# [Exercise data]
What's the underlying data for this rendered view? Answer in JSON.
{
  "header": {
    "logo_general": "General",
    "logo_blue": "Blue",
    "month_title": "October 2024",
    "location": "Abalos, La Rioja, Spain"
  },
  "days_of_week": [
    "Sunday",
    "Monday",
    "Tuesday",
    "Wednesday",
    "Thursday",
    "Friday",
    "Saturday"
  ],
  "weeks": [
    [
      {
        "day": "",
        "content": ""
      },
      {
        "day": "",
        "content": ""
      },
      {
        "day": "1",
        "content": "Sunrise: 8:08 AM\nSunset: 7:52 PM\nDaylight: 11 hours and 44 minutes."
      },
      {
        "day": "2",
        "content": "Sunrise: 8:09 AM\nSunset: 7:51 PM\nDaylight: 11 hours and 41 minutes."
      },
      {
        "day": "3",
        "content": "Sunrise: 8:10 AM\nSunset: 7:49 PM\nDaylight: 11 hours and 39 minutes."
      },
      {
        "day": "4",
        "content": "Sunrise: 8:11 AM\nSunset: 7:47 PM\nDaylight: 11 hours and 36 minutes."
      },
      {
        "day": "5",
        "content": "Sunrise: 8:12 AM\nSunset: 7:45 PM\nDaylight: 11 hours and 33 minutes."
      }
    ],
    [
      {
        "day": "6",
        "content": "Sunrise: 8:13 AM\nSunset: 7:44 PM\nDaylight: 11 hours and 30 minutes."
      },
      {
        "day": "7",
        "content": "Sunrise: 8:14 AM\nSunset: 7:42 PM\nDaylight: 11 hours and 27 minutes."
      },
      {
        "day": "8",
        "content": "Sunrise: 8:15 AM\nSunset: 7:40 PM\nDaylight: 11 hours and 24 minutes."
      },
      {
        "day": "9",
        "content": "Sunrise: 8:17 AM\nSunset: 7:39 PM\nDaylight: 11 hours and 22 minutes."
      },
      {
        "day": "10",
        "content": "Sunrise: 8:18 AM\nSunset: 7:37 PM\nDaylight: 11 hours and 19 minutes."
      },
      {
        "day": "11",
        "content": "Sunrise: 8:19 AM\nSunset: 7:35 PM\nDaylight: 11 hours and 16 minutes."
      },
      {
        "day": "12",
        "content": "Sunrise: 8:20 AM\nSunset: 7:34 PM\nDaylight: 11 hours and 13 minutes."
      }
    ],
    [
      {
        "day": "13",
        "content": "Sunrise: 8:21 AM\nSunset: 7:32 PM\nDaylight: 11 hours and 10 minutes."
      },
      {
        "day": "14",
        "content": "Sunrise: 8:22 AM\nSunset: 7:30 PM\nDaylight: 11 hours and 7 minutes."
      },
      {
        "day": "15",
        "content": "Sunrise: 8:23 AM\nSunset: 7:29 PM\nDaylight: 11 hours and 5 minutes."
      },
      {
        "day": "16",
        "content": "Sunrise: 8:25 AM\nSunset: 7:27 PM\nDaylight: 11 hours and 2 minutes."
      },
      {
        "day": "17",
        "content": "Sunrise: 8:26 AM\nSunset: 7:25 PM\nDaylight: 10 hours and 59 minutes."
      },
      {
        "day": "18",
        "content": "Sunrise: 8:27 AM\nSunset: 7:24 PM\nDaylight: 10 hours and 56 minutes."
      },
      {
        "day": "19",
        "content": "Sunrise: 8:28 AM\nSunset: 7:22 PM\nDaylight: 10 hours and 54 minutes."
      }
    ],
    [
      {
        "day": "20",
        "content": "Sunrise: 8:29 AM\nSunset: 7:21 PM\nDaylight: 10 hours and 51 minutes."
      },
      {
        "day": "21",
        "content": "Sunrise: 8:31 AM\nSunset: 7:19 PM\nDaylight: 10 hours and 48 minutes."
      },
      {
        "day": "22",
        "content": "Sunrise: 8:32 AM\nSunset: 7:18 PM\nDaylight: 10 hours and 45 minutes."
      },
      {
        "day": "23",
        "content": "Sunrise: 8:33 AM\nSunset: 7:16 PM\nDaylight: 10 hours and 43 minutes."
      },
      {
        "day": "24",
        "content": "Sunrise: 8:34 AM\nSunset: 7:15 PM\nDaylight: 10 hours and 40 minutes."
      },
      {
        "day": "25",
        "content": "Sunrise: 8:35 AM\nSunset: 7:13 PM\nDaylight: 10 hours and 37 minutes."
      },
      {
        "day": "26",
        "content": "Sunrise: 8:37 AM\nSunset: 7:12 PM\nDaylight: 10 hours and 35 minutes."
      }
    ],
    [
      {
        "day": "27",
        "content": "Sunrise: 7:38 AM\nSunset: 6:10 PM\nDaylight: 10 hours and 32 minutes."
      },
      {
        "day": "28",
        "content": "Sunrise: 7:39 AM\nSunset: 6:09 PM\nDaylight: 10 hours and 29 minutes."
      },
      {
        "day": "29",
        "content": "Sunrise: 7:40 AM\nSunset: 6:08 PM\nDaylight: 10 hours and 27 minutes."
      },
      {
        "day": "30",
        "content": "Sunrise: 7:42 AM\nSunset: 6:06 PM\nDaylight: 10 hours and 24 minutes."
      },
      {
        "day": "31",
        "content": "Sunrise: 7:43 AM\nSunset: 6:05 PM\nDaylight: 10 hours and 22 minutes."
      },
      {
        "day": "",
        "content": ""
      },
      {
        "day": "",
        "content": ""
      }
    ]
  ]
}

# [What you are asked to do]
Once more, set down the full listing, verbatim.

# [Final result]
What's the underlying data for this rendered view? Answer in JSON.
{
  "header": {
    "logo_general": "General",
    "logo_blue": "Blue",
    "month_title": "October 2024",
    "location": "Abalos, La Rioja, Spain"
  },
  "days_of_week": [
    "Sunday",
    "Monday",
    "Tuesday",
    "Wednesday",
    "Thursday",
    "Friday",
    "Saturday"
  ],
  "weeks": [
    [
      {
        "day": "",
        "content": ""
      },
      {
        "day": "",
        "content": ""
      },
      {
        "day": "1",
        "content": "Sunrise: 8:08 AM\nSunset: 7:52 PM\nDaylight: 11 hours and 44 minutes."
      },
      {
        "day": "2",
        "content": "Sunrise: 8:09 AM\nSunset: 7:51 PM\nDaylight: 11 hours and 41 minutes."
      },
      {
        "day": "3",
        "content": "Sunrise: 8:10 AM\nSunset: 7:49 PM\nDaylight: 11 hours and 39 minutes."
      },
      {
        "day": "4",
        "content": "Sunrise: 8:11 AM\nSunset: 7:47 PM\nDaylight: 11 hours and 36 minutes."
      },
      {
        "day": "5",
        "content": "Sunrise: 8:12 AM\nSunset: 7:45 PM\nDaylight: 11 hours and 33 minutes."
      }
    ],
    [
      {
        "day": "6",
        "content": "Sunrise: 8:13 AM\nSunset: 7:44 PM\nDaylight: 11 hours and 30 minutes."
      },
      {
        "day": "7",
        "content": "Sunrise: 8:14 AM\nSunset: 7:42 PM\nDaylight: 11 hours and 27 minutes."
      },
      {
        "day": "8",
        "content": "Sunrise: 8:15 AM\nSunset: 7:40 PM\nDaylight: 11 hours and 24 minutes."
      },
      {
        "day": "9",
        "content": "Sunrise: 8:17 AM\nSunset: 7:39 PM\nDaylight: 11 hours and 22 minutes."
      },
      {
        "day": "10",
        "content": "Sunrise: 8:18 AM\nSunset: 7:37 PM\nDaylight: 11 hours and 19 minutes."
      },
      {
        "day": "11",
        "content": "Sunrise: 8:19 AM\nSunset: 7:35 PM\nDaylight: 11 hours and 16 minutes."
      },
      {
        "day": "12",
        "content": "Sunrise: 8:20 AM\nSunset: 7:34 PM\nDaylight: 11 hours and 13 minutes."
      }
    ],
    [
      {
        "day": "13",
        "content": "Sunrise: 8:21 AM\nSunset: 7:32 PM\nDaylight: 11 hours and 10 minutes."
      },
      {
        "day": "14",
        "content": "Sunrise: 8:22 AM\nSunset: 7:30 PM\nDaylight: 11 hours and 7 minutes."
      },
      {
        "day": "15",
        "content": "Sunrise: 8:23 AM\nSunset: 7:29 PM\nDaylight: 11 hours and 5 minutes."
      },
      {
        "day": "16",
        "content": "Sunrise: 8:25 AM\nSunset: 7:27 PM\nDaylight: 11 hours and 2 minutes."
      },
      {
        "day": "17",
        "content": "Sunrise: 8:26 AM\nSunset: 7:25 PM\nDaylight: 10 hours and 59 minutes."
      },
      {
        "day": "18",
        "content": "Sunrise: 8:27 AM\nSunset: 7:24 PM\nDaylight: 10 hours and 56 minutes."
      },
      {
        "day": "19",
        "content": "Sunrise: 8:28 AM\nSunset: 7:22 PM\nDaylight: 10 hours and 54 minutes."
      }
    ],
    [
      {
        "day": "20",
        "content": "Sunrise: 8:29 AM\nSunset: 7:21 PM\nDaylight: 10 hours and 51 minutes."
      },
      {
        "day": "21",
        "content": "Sunrise: 8:31 AM\nSunset: 7:19 PM\nDaylight: 10 hours and 48 minutes."
      },
      {
        "day": "22",
        "content": "Sunrise: 8:32 AM\nSunset: 7:18 PM\nDaylight: 10 hours and 45 minutes."
      },
      {
        "day": "23",
        "content": "Sunrise: 8:33 AM\nSunset: 7:16 PM\nDaylight: 10 hours and 43 minutes."
      },
      {
        "day": "24",
        "content": "Sunrise: 8:34 AM\nSunset: 7:15 PM\nDaylight: 10 hours and 40 minutes."
      },
      {
        "day": "25",
        "content": "Sunrise: 8:35 AM\nSunset: 7:13 PM\nDaylight: 10 hours and 37 minutes."
      },
      {
        "day": "26",
        "content": "Sunrise: 8:37 AM\nSunset: 7:12 PM\nDaylight: 10 hours and 35 minutes."
      }
    ],
    [
      {
        "day": "27",
        "content": "Sunrise: 7:38 AM\nSunset: 6:10 PM\nDaylight: 10 hours and 32 minutes."
      },
      {
        "day": "28",
        "content": "Sunrise: 7:39 AM\nSunset: 6:09 PM\nDaylight: 10 hours and 29 minutes."
      },
      {
        "day": "29",
        "content": "Sunrise: 7:40 AM\nSunset: 6:08 PM\nDaylight: 10 hours and 27 minutes."
      },
      {
        "day": "30",
        "content": "Sunrise: 7:42 AM\nSunset: 6:06 PM\nDaylight: 10 hours and 24 minutes."
      },
      {
        "day": "31",
        "content": "Sunrise: 7:43 AM\nSunset: 6:05 PM\nDaylight: 10 hours and 22 minutes."
      },
      {
        "day": "",
        "content": ""
      },
      {
        "day": "",
        "content": ""
      }
    ]
  ]
}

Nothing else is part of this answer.